▶ [Task brief]: Please repeat each line of the data exactly, with nothing left out.
***** Given entries *****
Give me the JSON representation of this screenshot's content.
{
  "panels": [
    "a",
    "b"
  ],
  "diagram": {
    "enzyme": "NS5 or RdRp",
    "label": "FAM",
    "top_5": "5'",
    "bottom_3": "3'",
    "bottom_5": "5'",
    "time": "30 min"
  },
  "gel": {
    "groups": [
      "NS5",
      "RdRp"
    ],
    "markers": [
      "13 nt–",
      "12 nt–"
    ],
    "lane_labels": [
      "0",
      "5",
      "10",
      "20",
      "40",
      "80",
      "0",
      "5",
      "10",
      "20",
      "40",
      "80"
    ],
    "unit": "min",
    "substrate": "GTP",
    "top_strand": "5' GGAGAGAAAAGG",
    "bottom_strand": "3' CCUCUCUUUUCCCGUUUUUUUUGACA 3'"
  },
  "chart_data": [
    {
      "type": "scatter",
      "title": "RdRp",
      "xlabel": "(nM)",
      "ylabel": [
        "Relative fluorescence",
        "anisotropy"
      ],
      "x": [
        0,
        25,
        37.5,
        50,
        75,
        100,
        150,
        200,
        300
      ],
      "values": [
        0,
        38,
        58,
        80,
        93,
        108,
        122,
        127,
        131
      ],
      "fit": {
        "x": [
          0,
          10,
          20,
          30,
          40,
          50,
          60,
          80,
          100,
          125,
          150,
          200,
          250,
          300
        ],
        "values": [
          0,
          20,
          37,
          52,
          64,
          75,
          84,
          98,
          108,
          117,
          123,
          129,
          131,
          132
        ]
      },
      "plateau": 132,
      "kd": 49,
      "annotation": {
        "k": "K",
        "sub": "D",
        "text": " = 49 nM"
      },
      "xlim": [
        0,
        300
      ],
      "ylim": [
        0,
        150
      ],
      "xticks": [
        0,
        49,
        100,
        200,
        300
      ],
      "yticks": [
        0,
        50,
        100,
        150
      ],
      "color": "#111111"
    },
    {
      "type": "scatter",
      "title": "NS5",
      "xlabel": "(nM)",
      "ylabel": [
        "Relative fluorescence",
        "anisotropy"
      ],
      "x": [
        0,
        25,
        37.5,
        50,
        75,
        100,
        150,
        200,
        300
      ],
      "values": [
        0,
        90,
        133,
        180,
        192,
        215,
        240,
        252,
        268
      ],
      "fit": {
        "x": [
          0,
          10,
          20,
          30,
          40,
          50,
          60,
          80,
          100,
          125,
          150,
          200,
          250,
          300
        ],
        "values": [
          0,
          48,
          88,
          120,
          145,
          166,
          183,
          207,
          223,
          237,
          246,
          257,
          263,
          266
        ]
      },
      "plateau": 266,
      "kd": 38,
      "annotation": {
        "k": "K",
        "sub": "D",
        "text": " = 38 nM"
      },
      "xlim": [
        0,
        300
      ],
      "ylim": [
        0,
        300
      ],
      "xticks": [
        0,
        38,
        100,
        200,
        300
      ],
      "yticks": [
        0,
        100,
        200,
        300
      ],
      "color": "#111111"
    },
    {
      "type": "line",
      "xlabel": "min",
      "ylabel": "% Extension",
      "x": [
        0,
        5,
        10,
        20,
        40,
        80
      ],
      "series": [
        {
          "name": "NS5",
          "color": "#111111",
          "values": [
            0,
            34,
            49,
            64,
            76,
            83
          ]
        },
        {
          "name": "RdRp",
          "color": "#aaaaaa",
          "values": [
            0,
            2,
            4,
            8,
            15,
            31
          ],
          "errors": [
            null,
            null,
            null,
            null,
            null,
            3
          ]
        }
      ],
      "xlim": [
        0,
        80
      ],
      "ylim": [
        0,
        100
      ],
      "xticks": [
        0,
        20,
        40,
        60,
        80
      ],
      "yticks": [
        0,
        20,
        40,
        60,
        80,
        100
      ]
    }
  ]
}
*****
▶ [Exercise answer]:
Give me the JSON representation of this screenshot's content.
{
  "panels": [
    "a",
    "b"
  ],
  "diagram": {
    "enzyme": "NS5 or RdRp",
    "label": "FAM",
    "top_5": "5'",
    "bottom_3": "3'",
    "bottom_5": "5'",
    "time": "30 min"
  },
  "gel": {
    "groups": [
      "NS5",
      "RdRp"
    ],
    "markers": [
      "13 nt–",
      "12 nt–"
    ],
    "lane_labels": [
      "0",
      "5",
      "10",
      "20",
      "40",
      "80",
      "0",
      "5",
      "10",
      "20",
      "40",
      "80"
    ],
    "unit": "min",
    "substrate": "GTP",
    "top_strand": "5' GGAGAGAAAAGG",
    "bottom_strand": "3' CCUCUCUUUUCCCGUUUUUUUUGACA 3'"
  },
  "chart_data": [
    {
      "type": "scatter",
      "title": "RdRp",
      "xlabel": "(nM)",
      "ylabel": [
        "Relative fluorescence",
        "anisotropy"
      ],
      "x": [
        0,
        25,
        37.5,
        50,
        75,
        100,
        150,
        200,
        300
      ],
      "values": [
        0,
        38,
        58,
        80,
        93,
        108,
        122,
        127,
        131
      ],
      "fit": {
        "x": [
          0,
          10,
          20,
          30,
          40,
          50,
          60,
          80,
          100,
          125,
          150,
          200,
          250,
          300
        ],
        "values": [
          0,
          20,
          37,
          52,
          64,
          75,
          84,
          98,
          108,
          117,
          123,
          129,
          131,
          132
        ]
      },
      "plateau": 132,
      "kd": 49,
      "annotation": {
        "k": "K",
        "sub": "D",
        "text": " = 49 nM"
      },
      "xlim": [
        0,
        300
      ],
      "ylim": [
        0,
        150
      ],
      "xticks": [
        0,
        49,
        100,
        200,
        300
      ],
      "yticks": [
        0,
        50,
        100,
        150
      ],
      "color": "#111111"
    },
    {
      "type": "scatter",
      "title": "NS5",
      "xlabel": "(nM)",
      "ylabel": [
        "Relative fluorescence",
        "anisotropy"
      ],
      "x": [
        0,
        25,
        37.5,
        50,
        75,
        100,
        150,
        200,
        300
      ],
      "values": [
        0,
        90,
        133,
        180,
        192,
        215,
        240,
        252,
        268
      ],
      "fit": {
        "x": [
          0,
          10,
          20,
          30,
          40,
          50,
          60,
          80,
          100,
          125,
          150,
          200,
          250,
          300
        ],
        "values": [
          0,
          48,
          88,
          120,
          145,
          166,
          183,
          207,
          223,
          237,
          246,
          257,
          263,
          266
        ]
      },
      "plateau": 266,
      "kd": 38,
      "annotation": {
        "k": "K",
        "sub": "D",
        "text": " = 38 nM"
      },
      "xlim": [
        0,
        300
      ],
      "ylim": [
        0,
        300
      ],
      "xticks": [
        0,
        38,
        100,
        200,
        300
      ],
      "yticks": [
        0,
        100,
        200,
        300
      ],
      "color": "#111111"
    },
    {
      "type": "line",
      "xlabel": "min",
      "ylabel": "% Extension",
      "x": [
        0,
        5,
        10,
        20,
        40,
        80
      ],
      "series": [
        {
          "name": "NS5",
          "color": "#111111",
          "values": [
            0,
            34,
            49,
            64,
            76,
            83
          ]
        },
        {
          "name": "RdRp",
          "color": "#aaaaaa",
          "values": [
            0,
            2,
            4,
            8,
            15,
            31
          ],
          "errors": [
            null,
            null,
            null,
            null,
            null,
            3
          ]
        }
      ],
      "xlim": [
        0,
        80
      ],
      "ylim": [
        0,
        100
      ],
      "xticks": [
        0,
        20,
        40,
        60,
        80
      ],
      "yticks": [
        0,
        20,
        40,
        60,
        80,
        100
      ]
    }
  ]
}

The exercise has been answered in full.